• Given instruction: Copy each line holding the string "screenshot".

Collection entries

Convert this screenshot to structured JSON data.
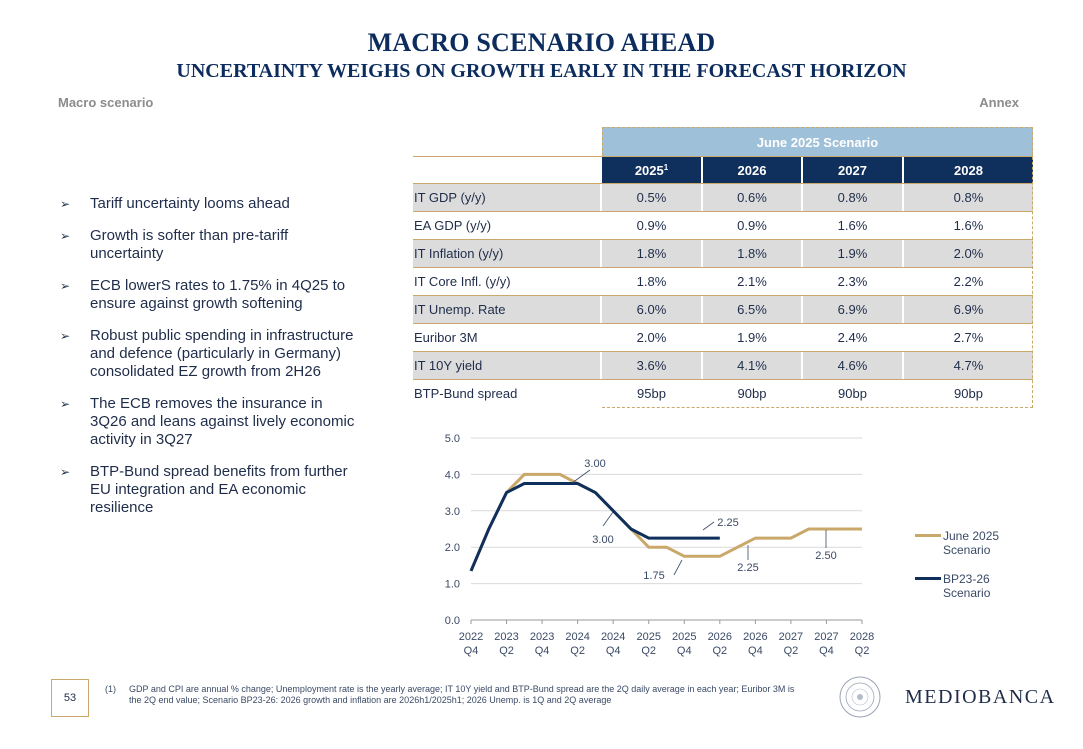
{
  "header": {
    "title": "MACRO SCENARIO AHEAD",
    "subtitle": "UNCERTAINTY  WEIGHS ON GROWTH EARLY IN THE FORECAST HORIZON",
    "section_left": "Macro scenario",
    "section_right": "Annex"
  },
  "bullets": [
    "Tariff uncertainty looms ahead",
    "Growth is softer than pre-tariff uncertainty",
    "ECB lowerS rates to 1.75% in 4Q25 to ensure against growth softening",
    "Robust public spending in infrastructure and defence (particularly in Germany) consolidated EZ growth from 2H26",
    "The ECB removes the insurance in 3Q26 and leans against lively economic activity in 3Q27",
    "BTP-Bund spread benefits from further EU integration and EA economic resilience"
  ],
  "table": {
    "scenario_header": "June 2025 Scenario",
    "years": [
      "2025",
      "2026",
      "2027",
      "2028"
    ],
    "first_year_footnote": "1",
    "rows": [
      {
        "label": "IT GDP (y/y)",
        "values": [
          "0.5%",
          "0.6%",
          "0.8%",
          "0.8%"
        ]
      },
      {
        "label": "EA GDP (y/y)",
        "values": [
          "0.9%",
          "0.9%",
          "1.6%",
          "1.6%"
        ]
      },
      {
        "label": "IT Inflation (y/y)",
        "values": [
          "1.8%",
          "1.8%",
          "1.9%",
          "2.0%"
        ]
      },
      {
        "label": "IT Core Infl. (y/y)",
        "values": [
          "1.8%",
          "2.1%",
          "2.3%",
          "2.2%"
        ]
      },
      {
        "label": "IT Unemp. Rate",
        "values": [
          "6.0%",
          "6.5%",
          "6.9%",
          "6.9%"
        ]
      },
      {
        "label": "Euribor 3M",
        "values": [
          "2.0%",
          "1.9%",
          "2.4%",
          "2.7%"
        ]
      },
      {
        "label": "IT 10Y yield",
        "values": [
          "3.6%",
          "4.1%",
          "4.6%",
          "4.7%"
        ]
      },
      {
        "label": "BTP-Bund spread",
        "values": [
          "95bp",
          "90bp",
          "90bp",
          "90bp"
        ]
      }
    ]
  },
  "chart_data": {
    "type": "line",
    "title": "",
    "xlabel": "",
    "ylabel": "",
    "ylim": [
      0,
      5
    ],
    "yticks": [
      "0.0",
      "1.0",
      "2.0",
      "3.0",
      "4.0",
      "5.0"
    ],
    "x_tick_labels": [
      [
        "2022",
        "Q4"
      ],
      [
        "2023",
        "Q2"
      ],
      [
        "2023",
        "Q4"
      ],
      [
        "2024",
        "Q2"
      ],
      [
        "2024",
        "Q4"
      ],
      [
        "2025",
        "Q2"
      ],
      [
        "2025",
        "Q4"
      ],
      [
        "2026",
        "Q2"
      ],
      [
        "2026",
        "Q4"
      ],
      [
        "2027",
        "Q2"
      ],
      [
        "2027",
        "Q4"
      ],
      [
        "2028",
        "Q2"
      ]
    ],
    "x": [
      "2022Q4",
      "2023Q1",
      "2023Q2",
      "2023Q3",
      "2023Q4",
      "2024Q1",
      "2024Q2",
      "2024Q3",
      "2024Q4",
      "2025Q1",
      "2025Q2",
      "2025Q3",
      "2025Q4",
      "2026Q1",
      "2026Q2",
      "2026Q3",
      "2026Q4",
      "2027Q1",
      "2027Q2",
      "2027Q3",
      "2027Q4",
      "2028Q1",
      "2028Q2"
    ],
    "series": [
      {
        "name": "June 2025 Scenario",
        "color": "#c9a86a",
        "values": [
          1.35,
          2.5,
          3.5,
          4.0,
          4.0,
          4.0,
          3.75,
          3.5,
          3.0,
          2.5,
          2.0,
          2.0,
          1.75,
          1.75,
          1.75,
          2.0,
          2.25,
          2.25,
          2.25,
          2.5,
          2.5,
          2.5,
          2.5
        ]
      },
      {
        "name": "BP23-26 Scenario",
        "color": "#0f2f5c",
        "values": [
          1.35,
          2.5,
          3.5,
          3.75,
          3.75,
          3.75,
          3.75,
          3.5,
          3.0,
          2.5,
          2.25,
          2.25,
          2.25,
          2.25,
          2.25,
          null,
          null,
          null,
          null,
          null,
          null,
          null,
          null
        ]
      }
    ],
    "annotations": [
      "3.00",
      "3.00",
      "2.25",
      "1.75",
      "2.25",
      "2.50"
    ],
    "legend": [
      "June 2025 Scenario",
      "BP23-26 Scenario"
    ],
    "legend_placement": "right"
  },
  "legend_labels": {
    "june_line1": "June 2025",
    "june_line2": "Scenario",
    "bp_line1": "BP23-26",
    "bp_line2": "Scenario"
  },
  "footer": {
    "page_number": "53",
    "footnote_mark": "(1)",
    "footnote": "GDP and CPI are annual % change; Unemployment rate is the yearly average; IT 10Y yield and BTP-Bund spread are the 2Q daily average in each year; Euribor 3M is the 2Q end value; Scenario BP23-26: 2026 growth and inflation are 2026h1/2025h1; 2026 Unemp. is 1Q and 2Q average",
    "logo_text": "MEDIOBANCA"
  },
  "colors": {
    "navy": "#0f2f5c",
    "gold": "#c9a86a",
    "light_blue": "#9fc0d9",
    "grey_row": "#dcdcdc"
  }
}
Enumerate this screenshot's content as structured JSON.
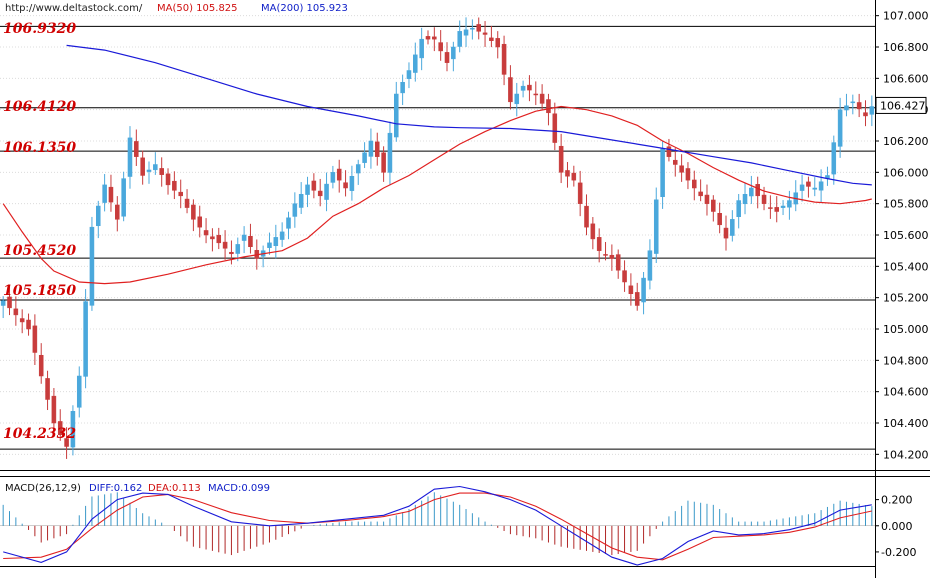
{
  "header": {
    "source": "http://www.deltastock.com/",
    "ma50": "MA(50)  105.825",
    "ma200": "MA(200)  105.923"
  },
  "colors": {
    "bull": "#4aa8dc",
    "bear": "#c83c3c",
    "ma50": "#e02020",
    "ma200": "#1a1ad8",
    "levels": "#d00000"
  },
  "levels": [
    {
      "value": 106.932,
      "label": "106.9320"
    },
    {
      "value": 106.412,
      "label": "106.4120"
    },
    {
      "value": 106.135,
      "label": "106.1350"
    },
    {
      "value": 105.452,
      "label": "105.4520"
    },
    {
      "value": 105.185,
      "label": "105.1850"
    },
    {
      "value": 104.2332,
      "label": "104.2332"
    }
  ],
  "last_price": "106.427",
  "chart_data": {
    "type": "candlestick",
    "yaxis": {
      "min": 104.1,
      "max": 107.1,
      "ticks": [
        "107.000",
        "106.800",
        "106.600",
        "106.400",
        "106.200",
        "106.000",
        "105.800",
        "105.600",
        "105.400",
        "105.200",
        "105.000",
        "104.800",
        "104.600",
        "104.400",
        "104.200"
      ]
    },
    "close_path": [
      [
        0,
        105.18
      ],
      [
        4,
        105.0
      ],
      [
        8,
        104.4
      ],
      [
        10,
        104.25
      ],
      [
        12,
        104.7
      ],
      [
        14,
        105.65
      ],
      [
        16,
        105.92
      ],
      [
        18,
        105.7
      ],
      [
        20,
        106.22
      ],
      [
        22,
        105.98
      ],
      [
        24,
        106.05
      ],
      [
        26,
        105.92
      ],
      [
        28,
        105.85
      ],
      [
        30,
        105.7
      ],
      [
        32,
        105.6
      ],
      [
        34,
        105.55
      ],
      [
        36,
        105.48
      ],
      [
        38,
        105.6
      ],
      [
        40,
        105.45
      ],
      [
        42,
        105.55
      ],
      [
        44,
        105.62
      ],
      [
        46,
        105.8
      ],
      [
        48,
        105.92
      ],
      [
        50,
        105.85
      ],
      [
        52,
        106.0
      ],
      [
        54,
        105.9
      ],
      [
        56,
        106.05
      ],
      [
        58,
        106.2
      ],
      [
        60,
        106.0
      ],
      [
        62,
        106.5
      ],
      [
        64,
        106.65
      ],
      [
        66,
        106.85
      ],
      [
        68,
        106.85
      ],
      [
        70,
        106.7
      ],
      [
        72,
        106.9
      ],
      [
        74,
        106.92
      ],
      [
        76,
        106.88
      ],
      [
        78,
        106.8
      ],
      [
        80,
        106.45
      ],
      [
        82,
        106.55
      ],
      [
        84,
        106.5
      ],
      [
        86,
        106.38
      ],
      [
        88,
        106.0
      ],
      [
        90,
        105.95
      ],
      [
        92,
        105.65
      ],
      [
        94,
        105.5
      ],
      [
        96,
        105.45
      ],
      [
        98,
        105.3
      ],
      [
        100,
        105.15
      ],
      [
        102,
        105.5
      ],
      [
        104,
        106.15
      ],
      [
        106,
        106.05
      ],
      [
        108,
        105.95
      ],
      [
        110,
        105.85
      ],
      [
        112,
        105.75
      ],
      [
        114,
        105.58
      ],
      [
        116,
        105.82
      ],
      [
        118,
        105.9
      ],
      [
        120,
        105.8
      ],
      [
        122,
        105.75
      ],
      [
        124,
        105.82
      ],
      [
        126,
        105.92
      ],
      [
        128,
        105.9
      ],
      [
        130,
        105.98
      ],
      [
        132,
        106.4
      ],
      [
        134,
        106.45
      ],
      [
        136,
        106.36
      ],
      [
        137,
        106.42
      ]
    ],
    "ma50_path": [
      [
        0,
        105.8
      ],
      [
        3,
        105.62
      ],
      [
        6,
        105.45
      ],
      [
        8,
        105.37
      ],
      [
        12,
        105.3
      ],
      [
        16,
        105.29
      ],
      [
        20,
        105.3
      ],
      [
        26,
        105.35
      ],
      [
        32,
        105.41
      ],
      [
        38,
        105.46
      ],
      [
        44,
        105.5
      ],
      [
        48,
        105.58
      ],
      [
        52,
        105.72
      ],
      [
        56,
        105.8
      ],
      [
        60,
        105.9
      ],
      [
        64,
        105.98
      ],
      [
        68,
        106.08
      ],
      [
        72,
        106.18
      ],
      [
        76,
        106.26
      ],
      [
        80,
        106.33
      ],
      [
        84,
        106.39
      ],
      [
        88,
        106.42
      ],
      [
        92,
        106.4
      ],
      [
        96,
        106.36
      ],
      [
        100,
        106.3
      ],
      [
        104,
        106.2
      ],
      [
        108,
        106.12
      ],
      [
        112,
        106.03
      ],
      [
        116,
        105.95
      ],
      [
        120,
        105.88
      ],
      [
        124,
        105.84
      ],
      [
        128,
        105.81
      ],
      [
        132,
        105.8
      ],
      [
        136,
        105.82
      ],
      [
        137,
        105.83
      ]
    ],
    "ma200_path": [
      [
        10,
        106.81
      ],
      [
        16,
        106.78
      ],
      [
        24,
        106.7
      ],
      [
        32,
        106.6
      ],
      [
        40,
        106.5
      ],
      [
        48,
        106.42
      ],
      [
        56,
        106.36
      ],
      [
        62,
        106.31
      ],
      [
        68,
        106.29
      ],
      [
        72,
        106.285
      ],
      [
        80,
        106.28
      ],
      [
        88,
        106.26
      ],
      [
        94,
        106.22
      ],
      [
        100,
        106.18
      ],
      [
        106,
        106.14
      ],
      [
        112,
        106.1
      ],
      [
        118,
        106.06
      ],
      [
        124,
        106.01
      ],
      [
        130,
        105.96
      ],
      [
        134,
        105.93
      ],
      [
        137,
        105.92
      ]
    ]
  },
  "macd": {
    "title": "MACD(26,12,9)",
    "diff": "DIFF:0.162",
    "dea": "DEA:0.113",
    "macd": "MACD:0.099",
    "ymin": -0.3,
    "ymax": 0.35,
    "ticks": [
      "0.200",
      "0.000",
      "-0.200"
    ],
    "diff_path": [
      [
        0,
        -0.2
      ],
      [
        6,
        -0.28
      ],
      [
        10,
        -0.2
      ],
      [
        14,
        0.05
      ],
      [
        18,
        0.2
      ],
      [
        22,
        0.25
      ],
      [
        26,
        0.24
      ],
      [
        30,
        0.15
      ],
      [
        36,
        0.03
      ],
      [
        42,
        0.0
      ],
      [
        48,
        0.02
      ],
      [
        54,
        0.05
      ],
      [
        60,
        0.08
      ],
      [
        64,
        0.15
      ],
      [
        68,
        0.28
      ],
      [
        72,
        0.3
      ],
      [
        76,
        0.26
      ],
      [
        80,
        0.2
      ],
      [
        84,
        0.12
      ],
      [
        88,
        0.0
      ],
      [
        92,
        -0.12
      ],
      [
        96,
        -0.24
      ],
      [
        100,
        -0.3
      ],
      [
        104,
        -0.25
      ],
      [
        108,
        -0.12
      ],
      [
        112,
        -0.04
      ],
      [
        116,
        -0.07
      ],
      [
        120,
        -0.06
      ],
      [
        124,
        -0.03
      ],
      [
        128,
        0.02
      ],
      [
        132,
        0.12
      ],
      [
        137,
        0.16
      ]
    ],
    "dea_path": [
      [
        0,
        -0.25
      ],
      [
        6,
        -0.24
      ],
      [
        10,
        -0.18
      ],
      [
        14,
        -0.02
      ],
      [
        18,
        0.12
      ],
      [
        22,
        0.22
      ],
      [
        26,
        0.24
      ],
      [
        30,
        0.2
      ],
      [
        36,
        0.1
      ],
      [
        42,
        0.04
      ],
      [
        48,
        0.02
      ],
      [
        54,
        0.04
      ],
      [
        60,
        0.07
      ],
      [
        64,
        0.11
      ],
      [
        68,
        0.2
      ],
      [
        72,
        0.25
      ],
      [
        76,
        0.25
      ],
      [
        80,
        0.22
      ],
      [
        84,
        0.15
      ],
      [
        88,
        0.05
      ],
      [
        92,
        -0.06
      ],
      [
        96,
        -0.17
      ],
      [
        100,
        -0.24
      ],
      [
        104,
        -0.26
      ],
      [
        108,
        -0.18
      ],
      [
        112,
        -0.09
      ],
      [
        116,
        -0.08
      ],
      [
        120,
        -0.07
      ],
      [
        124,
        -0.05
      ],
      [
        128,
        -0.01
      ],
      [
        132,
        0.06
      ],
      [
        137,
        0.113
      ]
    ]
  }
}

• Exercise output:
Convert this screenshot to structured JSON data.
Enumerate this screenshot's content as structured JSON.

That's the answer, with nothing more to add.